* **WHAT YOU HAVE TO DO**: Keep only those lines of the records that include the string "JSON".

* **GIVEN RECORDS**:
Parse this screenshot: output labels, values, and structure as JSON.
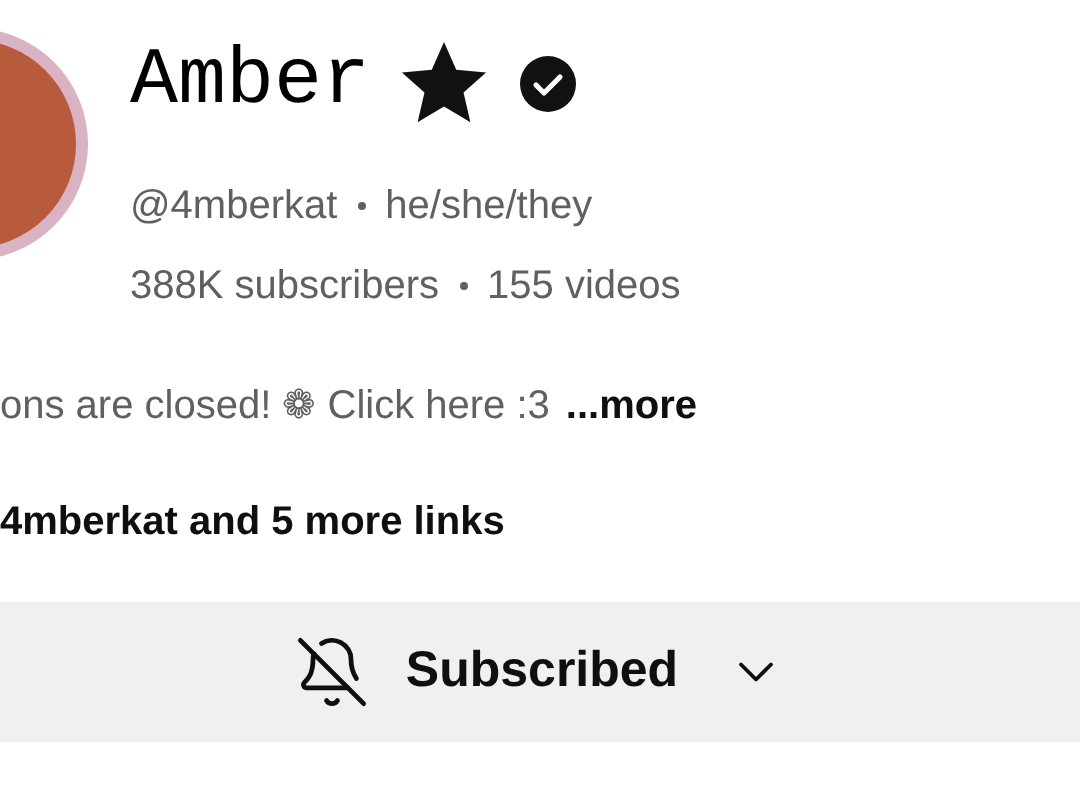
{
  "channel": {
    "name": "Amber",
    "handle": "@4mberkat",
    "pronouns": "he/she/they",
    "subscribers": "388K subscribers",
    "videos": "155 videos"
  },
  "description": {
    "text": "ons are closed! ❁ Click here :3",
    "more": "...more"
  },
  "links": "4mberkat and 5 more links",
  "subscribe_button": {
    "label": "Subscribed"
  }
}
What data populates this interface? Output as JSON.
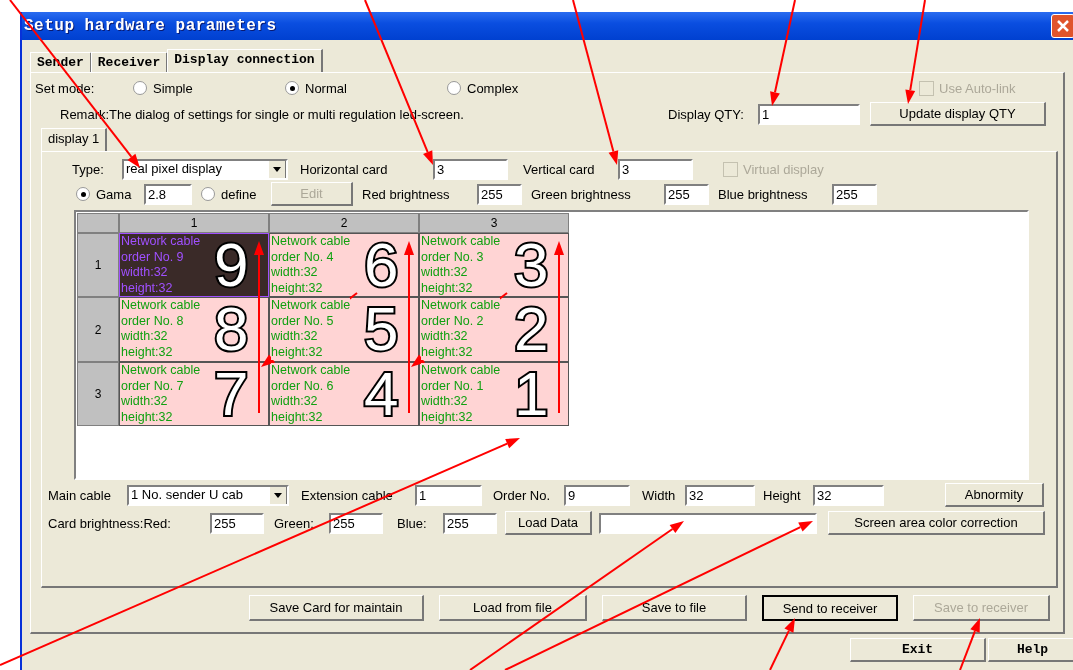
{
  "window": {
    "title": "Setup hardware parameters"
  },
  "tabs": [
    {
      "label": "Sender",
      "selected": false
    },
    {
      "label": "Receiver",
      "selected": false
    },
    {
      "label": "Display connection",
      "selected": true
    }
  ],
  "set_mode": {
    "label": "Set mode:",
    "options": [
      {
        "label": "Simple",
        "selected": false
      },
      {
        "label": "Normal",
        "selected": true
      },
      {
        "label": "Complex",
        "selected": false
      }
    ]
  },
  "auto_link": {
    "label": "Use Auto-link",
    "checked": false,
    "disabled": true
  },
  "remark": "Remark:The dialog of settings for single or multi  regulation led-screen.",
  "display_qty": {
    "label": "Display QTY:",
    "value": "1"
  },
  "update_button": "Update display QTY",
  "display_tabs": [
    {
      "label": "display 1",
      "selected": true
    }
  ],
  "type": {
    "label": "Type:",
    "value": "real pixel display"
  },
  "horizontal_card": {
    "label": "Horizontal card",
    "value": "3"
  },
  "vertical_card": {
    "label": "Vertical card",
    "value": "3"
  },
  "virtual_display": {
    "label": "Virtual display",
    "checked": false,
    "disabled": true
  },
  "gamma": {
    "label": "Gama",
    "selected": true,
    "value": "2.8"
  },
  "define": {
    "label": "define",
    "selected": false
  },
  "edit_button": {
    "label": "Edit",
    "disabled": true
  },
  "brightness": [
    {
      "label": "Red brightness",
      "value": "255"
    },
    {
      "label": "Green brightness",
      "value": "255"
    },
    {
      "label": "Blue brightness",
      "value": "255"
    }
  ],
  "grid": {
    "columns": [
      "1",
      "2",
      "3"
    ],
    "rows": [
      {
        "header": "1",
        "cells": [
          {
            "lines": [
              "Network cable",
              "order No. 9",
              "width:32",
              "height:32"
            ],
            "selected": true,
            "annotation": "9"
          },
          {
            "lines": [
              "Network cable",
              "order No. 4",
              "width:32",
              "height:32"
            ],
            "selected": false,
            "annotation": "6"
          },
          {
            "lines": [
              "Network cable",
              "order No. 3",
              "width:32",
              "height:32"
            ],
            "selected": false,
            "annotation": "3"
          }
        ]
      },
      {
        "header": "2",
        "cells": [
          {
            "lines": [
              "Network cable",
              "order No. 8",
              "width:32",
              "height:32"
            ],
            "selected": false,
            "annotation": "8"
          },
          {
            "lines": [
              "Network cable",
              "order No. 5",
              "width:32",
              "height:32"
            ],
            "selected": false,
            "annotation": "5"
          },
          {
            "lines": [
              "Network cable",
              "order No. 2",
              "width:32",
              "height:32"
            ],
            "selected": false,
            "annotation": "2"
          }
        ]
      },
      {
        "header": "3",
        "cells": [
          {
            "lines": [
              "Network cable",
              "order No. 7",
              "width:32",
              "height:32"
            ],
            "selected": false,
            "annotation": "7"
          },
          {
            "lines": [
              "Network cable",
              "order No. 6",
              "width:32",
              "height:32"
            ],
            "selected": false,
            "annotation": "4"
          },
          {
            "lines": [
              "Network cable",
              "order No. 1",
              "width:32",
              "height:32"
            ],
            "selected": false,
            "annotation": "1"
          }
        ]
      }
    ]
  },
  "main_cable": {
    "label": "Main cable",
    "value": "1 No. sender U cab"
  },
  "extension_cable": {
    "label": "Extension cable",
    "value": "1"
  },
  "order_no": {
    "label": "Order No.",
    "value": "9"
  },
  "width": {
    "label": "Width",
    "value": "32"
  },
  "height": {
    "label": "Height",
    "value": "32"
  },
  "abnormity_button": "Abnormity",
  "card_brightness": [
    {
      "label": "Card brightness:Red:",
      "value": "255"
    },
    {
      "label": "Green:",
      "value": "255"
    },
    {
      "label": "Blue:",
      "value": "255"
    }
  ],
  "load_data_button": "Load Data",
  "color_correction_button": "Screen area color correction",
  "actions": [
    {
      "label": "Save Card for maintain",
      "disabled": false,
      "default": false
    },
    {
      "label": "Load from file",
      "disabled": false,
      "default": false
    },
    {
      "label": "Save to file",
      "disabled": false,
      "default": false
    },
    {
      "label": "Send to receiver",
      "disabled": false,
      "default": true
    },
    {
      "label": "Save to receiver",
      "disabled": true,
      "default": false
    }
  ],
  "footer_buttons": [
    "Exit",
    "Help"
  ]
}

* **SOLUTION FOR THIS PROBLEM**:
Parse this screenshot: output labels, values, and structure as JSON.
What data populates this interface? Output as JSON.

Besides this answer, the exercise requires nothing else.